**WHAT YOU HAVE TO DO**
Lines containing the word "Aceptar" should be extracted in full.

**Data extracted from a collection**
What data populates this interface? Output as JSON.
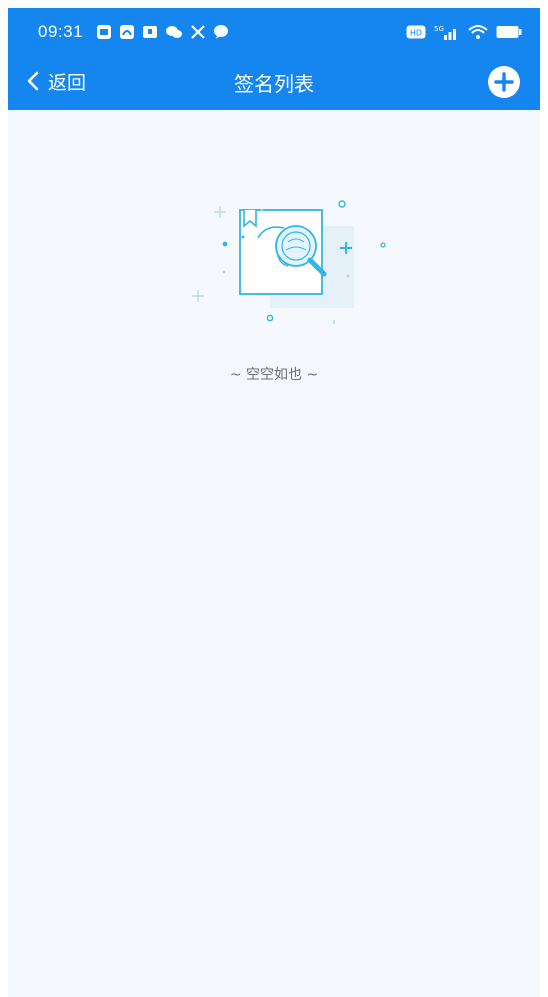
{
  "status_bar": {
    "time": "09:31",
    "notification_icons": [
      "message-square-icon",
      "app-icon",
      "chat-icon",
      "wechat-icon",
      "tools-icon",
      "speech-bubble-icon"
    ],
    "system_icons": [
      "hd-icon",
      "5g-signal-icon",
      "wifi-icon",
      "battery-icon"
    ]
  },
  "navbar": {
    "back_label": "返回",
    "title": "签名列表",
    "add_icon": "plus-circle-icon"
  },
  "empty_state": {
    "illustration": "document-magnifier-icon",
    "message": "~ 空空如也 ~"
  },
  "colors": {
    "header_bg": "#1585f0",
    "page_bg": "#f5f9fd",
    "illustration_accent": "#2fb6e8"
  }
}
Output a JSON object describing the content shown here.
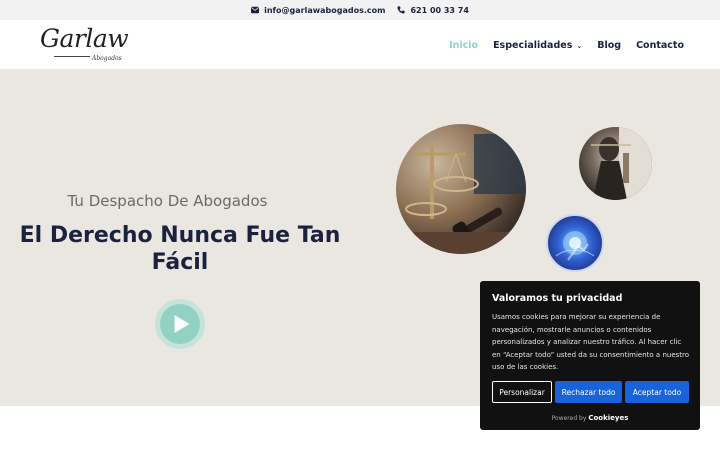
{
  "topbar": {
    "email": "info@garlawabogados.com",
    "phone": "621 00 33 74",
    "email_icon": "envelope-icon",
    "phone_icon": "phone-icon"
  },
  "logo": {
    "script": "Garlaw",
    "sub": "Abogados"
  },
  "nav": {
    "items": [
      {
        "label": "Inicio",
        "active": true
      },
      {
        "label": "Especialidades",
        "has_dropdown": true
      },
      {
        "label": "Blog"
      },
      {
        "label": "Contacto"
      }
    ],
    "dropdown_icon": "chevron-down-icon"
  },
  "hero": {
    "subtitle": "Tu Despacho De Abogados",
    "title": "El Derecho Nunca Fue Tan Fácil",
    "play_icon": "play-icon"
  },
  "images": [
    "scales-of-justice-photo",
    "lady-justice-photo",
    "digital-law-photo"
  ],
  "cookie": {
    "title": "Valoramos tu privacidad",
    "text": "Usamos cookies para mejorar su experiencia de navegación, mostrarle anuncios o contenidos personalizados y analizar nuestro tráfico. Al hacer clic en “Aceptar todo” usted da su consentimiento a nuestro uso de las cookies.",
    "btn_customize": "Personalizar",
    "btn_reject": "Rechazar todo",
    "btn_accept": "Aceptar todo",
    "powered_by": "Powered by",
    "powered_brand": "Cookieyes"
  },
  "colors": {
    "accent": "#8fd3c7",
    "navy": "#1b2240",
    "hero_bg": "#eae7e1",
    "cookie_button": "#1863dc"
  }
}
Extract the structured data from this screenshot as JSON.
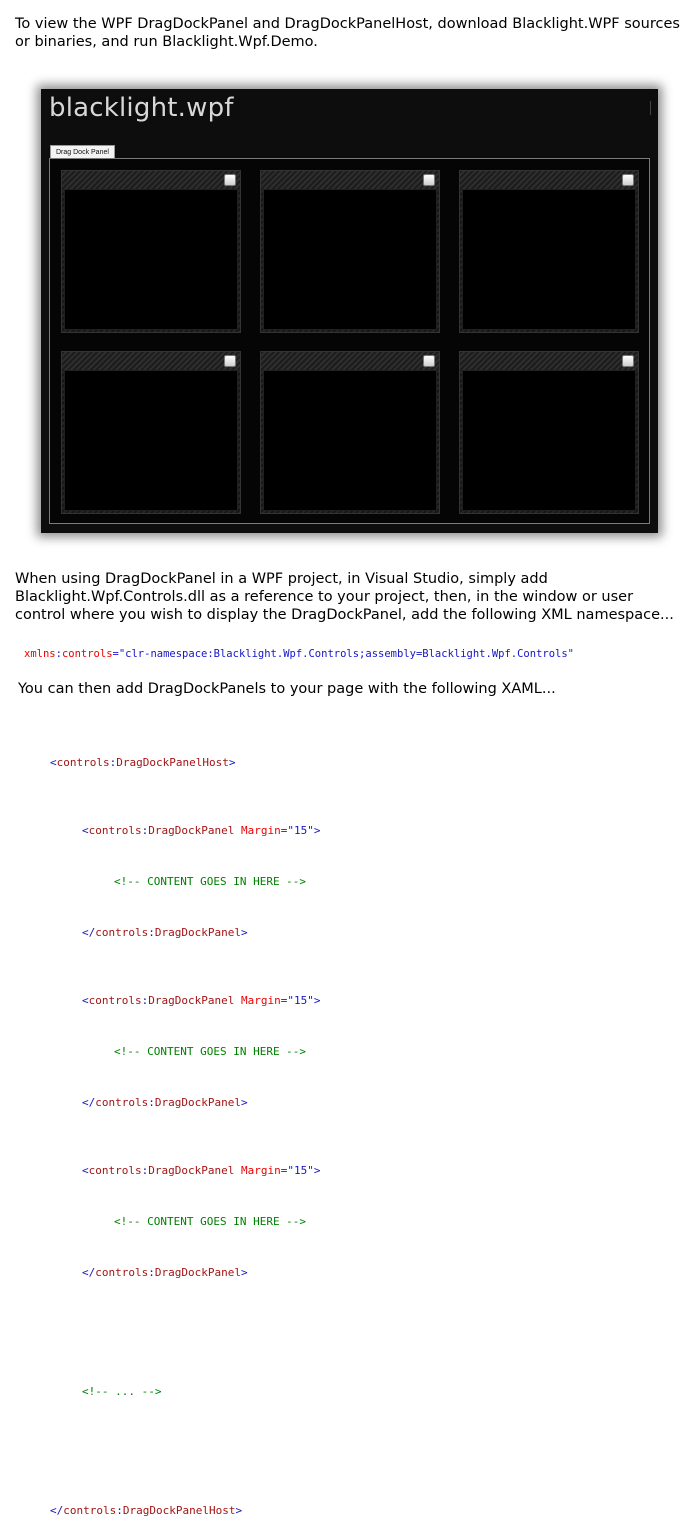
{
  "intro_text": "To view the WPF DragDockPanel and DragDockPanelHost, download Blacklight.WPF sources or binaries, and run Blacklight.Wpf.Demo.",
  "demo": {
    "logo_text": "blacklight.wpf",
    "tab_label": "Drag Dock Panel",
    "panel_count": 6
  },
  "usage_text": "When using DragDockPanel in a WPF project, in Visual Studio, simply add Blacklight.Wpf.Controls.dll as a reference to your project, then, in the window or user control where you wish to display the DragDockPanel, add the following XML namespace...",
  "namespace_line": {
    "prefix": "xmlns",
    "colon": ":",
    "name": "controls",
    "eq": "=",
    "value": "\"clr-namespace:Blacklight.Wpf.Controls;assembly=Blacklight.Wpf.Controls\""
  },
  "then_text": "You can then add DragDockPanels to your page with the following XAML...",
  "xaml": {
    "lt": "<",
    "gt": ">",
    "close_open": "</",
    "prefix": "controls",
    "colon": ":",
    "host_element": "DragDockPanelHost",
    "panel_element": "DragDockPanel",
    "margin_attr": "Margin",
    "eq": "=",
    "margin_value": "\"15\"",
    "content_comment": "<!-- CONTENT GOES IN HERE -->",
    "ellipsis_comment": "<!-- ... -->"
  },
  "colors": {
    "bracket": "#1515c8",
    "element": "#a31515",
    "attribute": "#ee0000",
    "value": "#1515c8",
    "comment": "#008000"
  }
}
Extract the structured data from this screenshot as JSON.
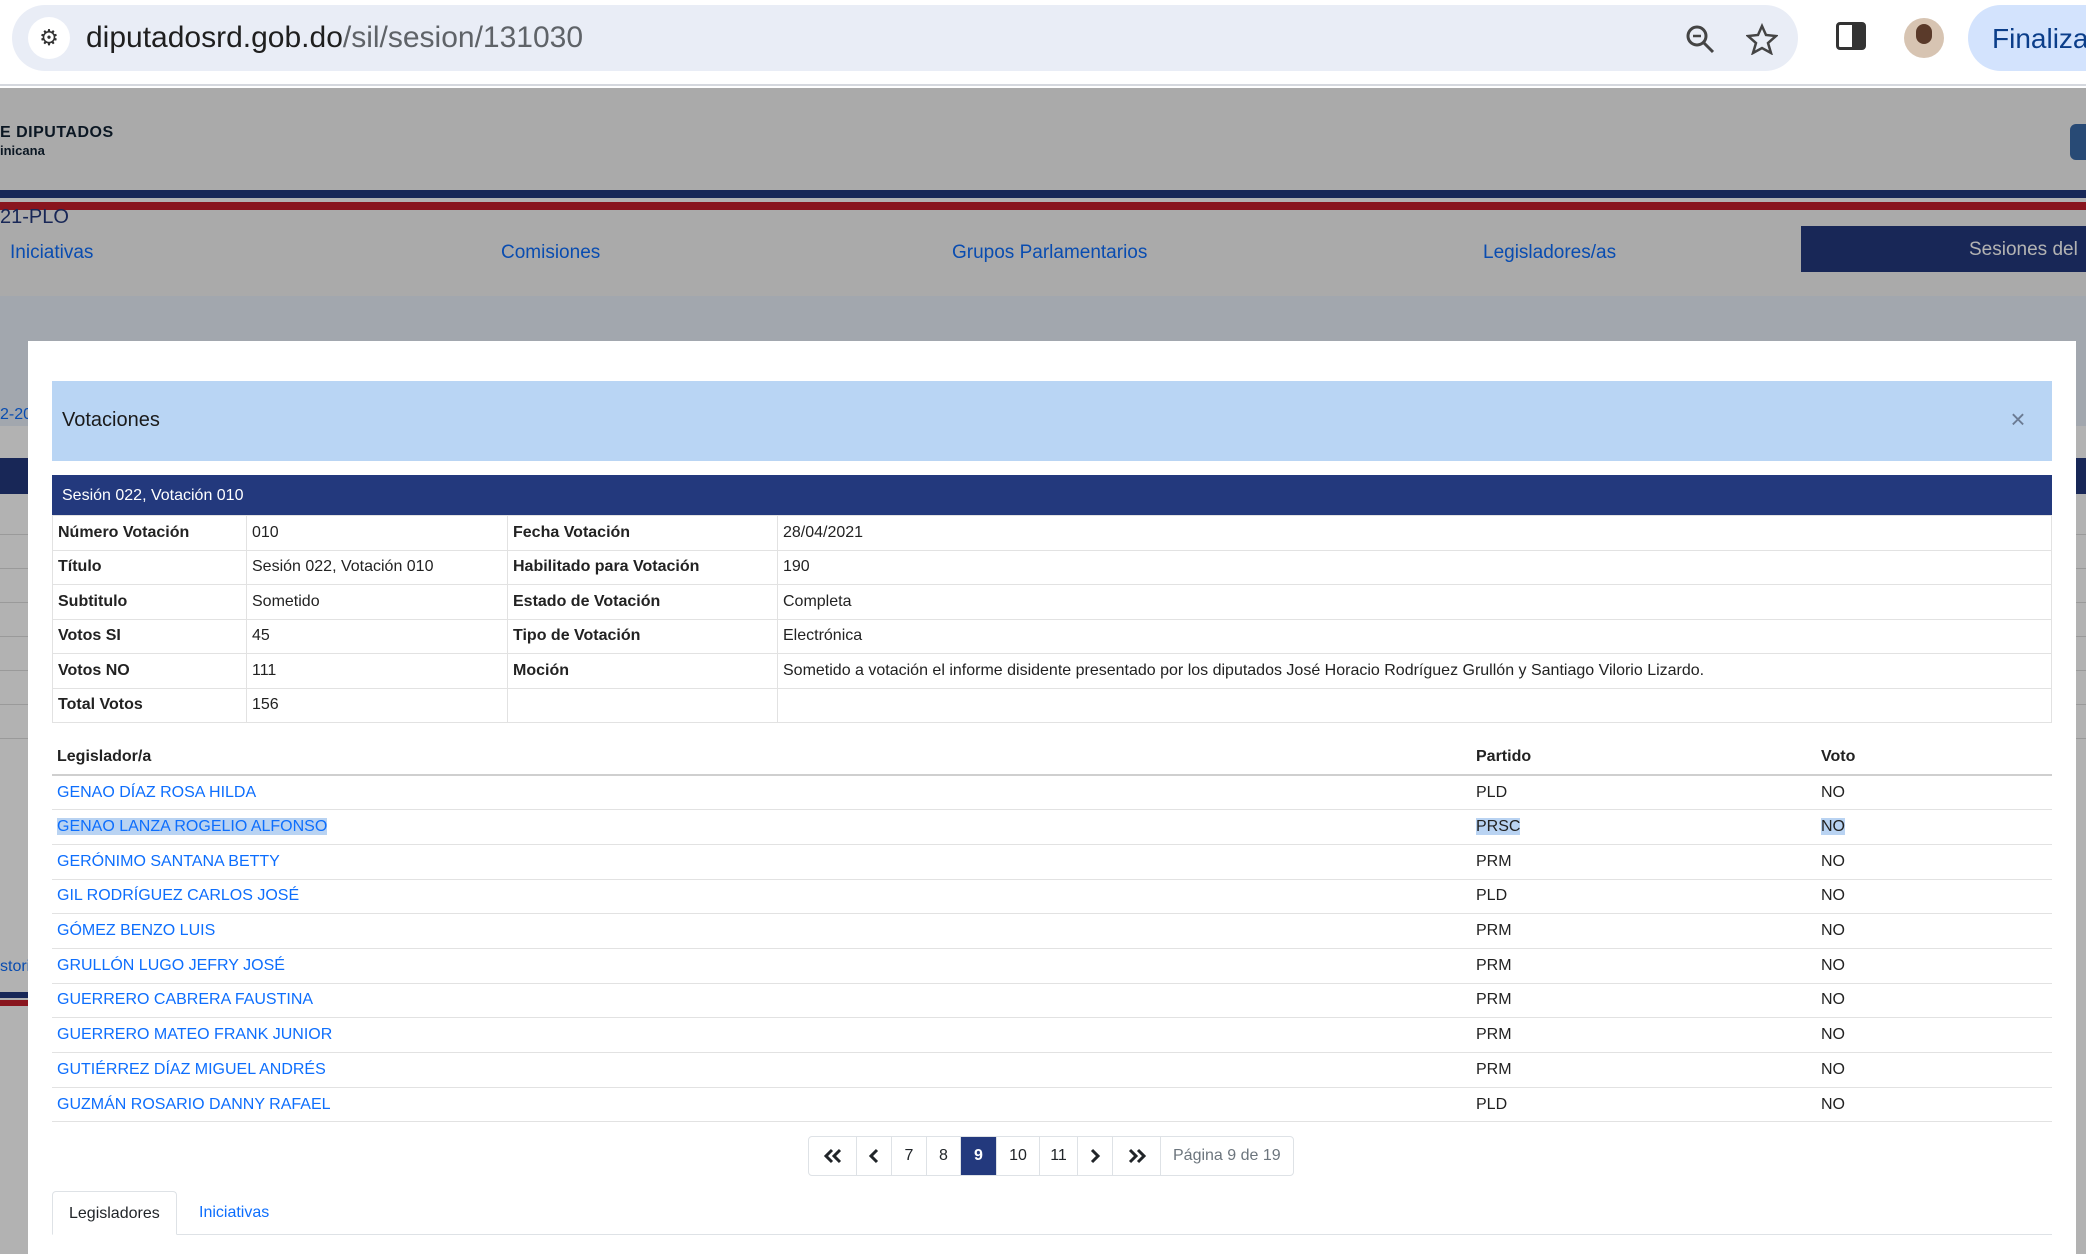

**RESULT OF THE EXERCISE**
    "text": "Usamos cookies para mejorar su experiencia de navegación, mostrarle anuncios o contenidos personalizados y analizar nuestro tráfico. Al hacer clic en “Aceptar todo” usted da su consentimiento a nuestro uso de las cookies.",
    "btn_accept": "Aceptar todo",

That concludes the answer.